Give the number of lines in the listing that hold the word "양녕대군은". Write nothing but that number.

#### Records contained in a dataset

------------

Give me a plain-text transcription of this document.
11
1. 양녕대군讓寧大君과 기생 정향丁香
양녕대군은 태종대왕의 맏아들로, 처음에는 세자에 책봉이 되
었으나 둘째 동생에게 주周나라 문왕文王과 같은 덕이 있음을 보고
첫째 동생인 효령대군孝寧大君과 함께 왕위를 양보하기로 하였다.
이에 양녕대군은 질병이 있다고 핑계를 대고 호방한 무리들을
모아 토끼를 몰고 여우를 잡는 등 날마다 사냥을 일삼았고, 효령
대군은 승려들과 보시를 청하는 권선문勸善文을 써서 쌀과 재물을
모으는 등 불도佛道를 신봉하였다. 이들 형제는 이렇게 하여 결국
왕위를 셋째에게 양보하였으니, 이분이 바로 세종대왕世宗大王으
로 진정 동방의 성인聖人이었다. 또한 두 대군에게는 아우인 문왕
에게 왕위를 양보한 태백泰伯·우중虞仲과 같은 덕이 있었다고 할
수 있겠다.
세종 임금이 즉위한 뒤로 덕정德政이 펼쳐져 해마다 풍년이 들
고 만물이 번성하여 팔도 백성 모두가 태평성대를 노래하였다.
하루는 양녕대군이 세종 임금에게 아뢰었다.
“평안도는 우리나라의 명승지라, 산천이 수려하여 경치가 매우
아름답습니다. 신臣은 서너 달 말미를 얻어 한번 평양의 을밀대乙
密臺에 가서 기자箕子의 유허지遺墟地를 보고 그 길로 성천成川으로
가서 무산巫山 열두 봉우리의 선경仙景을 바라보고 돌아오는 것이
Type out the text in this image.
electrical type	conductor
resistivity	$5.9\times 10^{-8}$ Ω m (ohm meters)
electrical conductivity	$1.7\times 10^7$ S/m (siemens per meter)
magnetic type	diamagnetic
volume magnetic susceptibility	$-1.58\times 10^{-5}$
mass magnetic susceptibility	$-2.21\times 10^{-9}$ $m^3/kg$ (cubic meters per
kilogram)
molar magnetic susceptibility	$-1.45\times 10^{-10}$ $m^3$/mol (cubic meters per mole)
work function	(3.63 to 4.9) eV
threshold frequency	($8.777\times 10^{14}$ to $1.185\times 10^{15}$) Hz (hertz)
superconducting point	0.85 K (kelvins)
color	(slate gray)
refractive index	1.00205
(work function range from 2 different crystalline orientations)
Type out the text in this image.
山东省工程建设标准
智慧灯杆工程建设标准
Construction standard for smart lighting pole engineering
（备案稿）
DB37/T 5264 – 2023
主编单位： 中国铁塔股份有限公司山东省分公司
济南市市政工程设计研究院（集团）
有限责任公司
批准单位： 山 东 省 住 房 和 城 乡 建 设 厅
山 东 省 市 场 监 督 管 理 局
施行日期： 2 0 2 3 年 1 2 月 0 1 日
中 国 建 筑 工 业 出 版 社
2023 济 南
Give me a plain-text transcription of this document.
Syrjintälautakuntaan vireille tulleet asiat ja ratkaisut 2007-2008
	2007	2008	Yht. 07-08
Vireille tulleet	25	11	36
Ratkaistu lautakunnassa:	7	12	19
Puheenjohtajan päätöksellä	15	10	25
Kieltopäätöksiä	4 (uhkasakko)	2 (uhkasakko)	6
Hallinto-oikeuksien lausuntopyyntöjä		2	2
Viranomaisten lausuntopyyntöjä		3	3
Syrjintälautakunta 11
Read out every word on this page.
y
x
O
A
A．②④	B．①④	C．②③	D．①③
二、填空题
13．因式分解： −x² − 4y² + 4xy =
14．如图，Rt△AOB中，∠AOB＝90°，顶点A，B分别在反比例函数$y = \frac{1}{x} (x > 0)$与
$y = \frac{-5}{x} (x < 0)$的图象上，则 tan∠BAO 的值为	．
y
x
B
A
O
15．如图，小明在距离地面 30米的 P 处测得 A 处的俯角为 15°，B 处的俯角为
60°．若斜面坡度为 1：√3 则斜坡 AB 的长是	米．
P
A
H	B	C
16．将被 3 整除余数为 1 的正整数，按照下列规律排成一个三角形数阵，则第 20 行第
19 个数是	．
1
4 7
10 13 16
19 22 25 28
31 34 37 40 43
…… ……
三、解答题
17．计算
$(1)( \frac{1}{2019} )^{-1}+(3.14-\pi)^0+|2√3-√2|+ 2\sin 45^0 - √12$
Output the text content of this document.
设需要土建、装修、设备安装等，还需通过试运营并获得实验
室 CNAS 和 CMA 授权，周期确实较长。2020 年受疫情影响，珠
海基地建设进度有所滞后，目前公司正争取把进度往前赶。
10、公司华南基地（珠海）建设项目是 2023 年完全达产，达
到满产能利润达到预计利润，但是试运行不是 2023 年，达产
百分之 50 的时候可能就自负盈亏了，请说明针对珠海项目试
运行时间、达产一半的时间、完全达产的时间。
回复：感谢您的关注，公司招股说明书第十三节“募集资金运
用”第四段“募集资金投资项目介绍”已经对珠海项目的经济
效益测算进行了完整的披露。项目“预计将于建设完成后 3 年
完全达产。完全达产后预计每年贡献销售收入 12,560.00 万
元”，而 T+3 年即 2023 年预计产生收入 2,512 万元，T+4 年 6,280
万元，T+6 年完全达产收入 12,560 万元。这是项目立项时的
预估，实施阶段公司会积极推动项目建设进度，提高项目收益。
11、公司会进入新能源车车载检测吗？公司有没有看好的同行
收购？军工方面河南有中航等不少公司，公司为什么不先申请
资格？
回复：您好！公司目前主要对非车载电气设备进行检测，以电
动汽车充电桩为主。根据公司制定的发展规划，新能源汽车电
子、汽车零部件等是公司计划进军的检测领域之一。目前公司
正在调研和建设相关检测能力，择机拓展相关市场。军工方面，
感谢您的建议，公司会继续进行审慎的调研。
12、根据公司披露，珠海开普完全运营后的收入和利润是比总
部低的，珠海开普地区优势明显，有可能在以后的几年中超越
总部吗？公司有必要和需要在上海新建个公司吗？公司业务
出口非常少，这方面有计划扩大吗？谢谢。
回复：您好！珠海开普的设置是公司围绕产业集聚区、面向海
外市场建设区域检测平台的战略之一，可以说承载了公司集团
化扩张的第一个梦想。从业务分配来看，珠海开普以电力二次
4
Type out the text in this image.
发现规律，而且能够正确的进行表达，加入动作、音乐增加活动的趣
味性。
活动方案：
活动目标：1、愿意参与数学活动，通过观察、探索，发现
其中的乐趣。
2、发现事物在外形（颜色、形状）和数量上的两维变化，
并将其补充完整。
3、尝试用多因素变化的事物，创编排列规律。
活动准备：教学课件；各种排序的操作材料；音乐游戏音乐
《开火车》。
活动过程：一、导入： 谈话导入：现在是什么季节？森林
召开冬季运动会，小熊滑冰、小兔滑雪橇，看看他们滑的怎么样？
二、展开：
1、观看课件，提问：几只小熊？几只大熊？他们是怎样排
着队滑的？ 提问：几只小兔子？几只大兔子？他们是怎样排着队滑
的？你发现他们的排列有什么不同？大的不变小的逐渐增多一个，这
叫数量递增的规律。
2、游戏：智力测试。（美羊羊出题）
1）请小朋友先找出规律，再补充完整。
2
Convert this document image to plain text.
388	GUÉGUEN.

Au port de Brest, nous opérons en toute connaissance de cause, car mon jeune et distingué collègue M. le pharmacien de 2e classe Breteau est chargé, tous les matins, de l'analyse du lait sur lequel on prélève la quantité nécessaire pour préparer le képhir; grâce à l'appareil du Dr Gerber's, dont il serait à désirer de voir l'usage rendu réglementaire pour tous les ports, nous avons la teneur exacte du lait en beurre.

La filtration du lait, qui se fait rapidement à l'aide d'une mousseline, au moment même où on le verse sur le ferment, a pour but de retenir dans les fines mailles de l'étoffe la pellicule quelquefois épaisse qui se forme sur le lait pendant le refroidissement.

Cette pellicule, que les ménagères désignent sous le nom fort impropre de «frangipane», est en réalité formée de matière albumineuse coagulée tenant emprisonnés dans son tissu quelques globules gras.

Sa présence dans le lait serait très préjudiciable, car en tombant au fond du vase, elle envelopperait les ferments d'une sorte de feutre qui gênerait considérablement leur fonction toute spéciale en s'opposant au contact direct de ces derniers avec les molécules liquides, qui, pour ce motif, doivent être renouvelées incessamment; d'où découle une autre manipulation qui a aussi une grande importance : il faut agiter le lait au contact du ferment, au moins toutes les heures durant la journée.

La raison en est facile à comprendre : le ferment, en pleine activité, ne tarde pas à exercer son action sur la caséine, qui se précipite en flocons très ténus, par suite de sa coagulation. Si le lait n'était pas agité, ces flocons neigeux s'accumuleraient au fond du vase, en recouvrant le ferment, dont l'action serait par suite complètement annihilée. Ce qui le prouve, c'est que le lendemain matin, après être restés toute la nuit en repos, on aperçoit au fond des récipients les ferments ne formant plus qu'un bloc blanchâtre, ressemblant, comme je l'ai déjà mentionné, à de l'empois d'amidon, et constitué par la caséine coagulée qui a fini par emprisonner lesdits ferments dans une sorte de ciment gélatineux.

------------

#### ANSWER TO THE TASK
2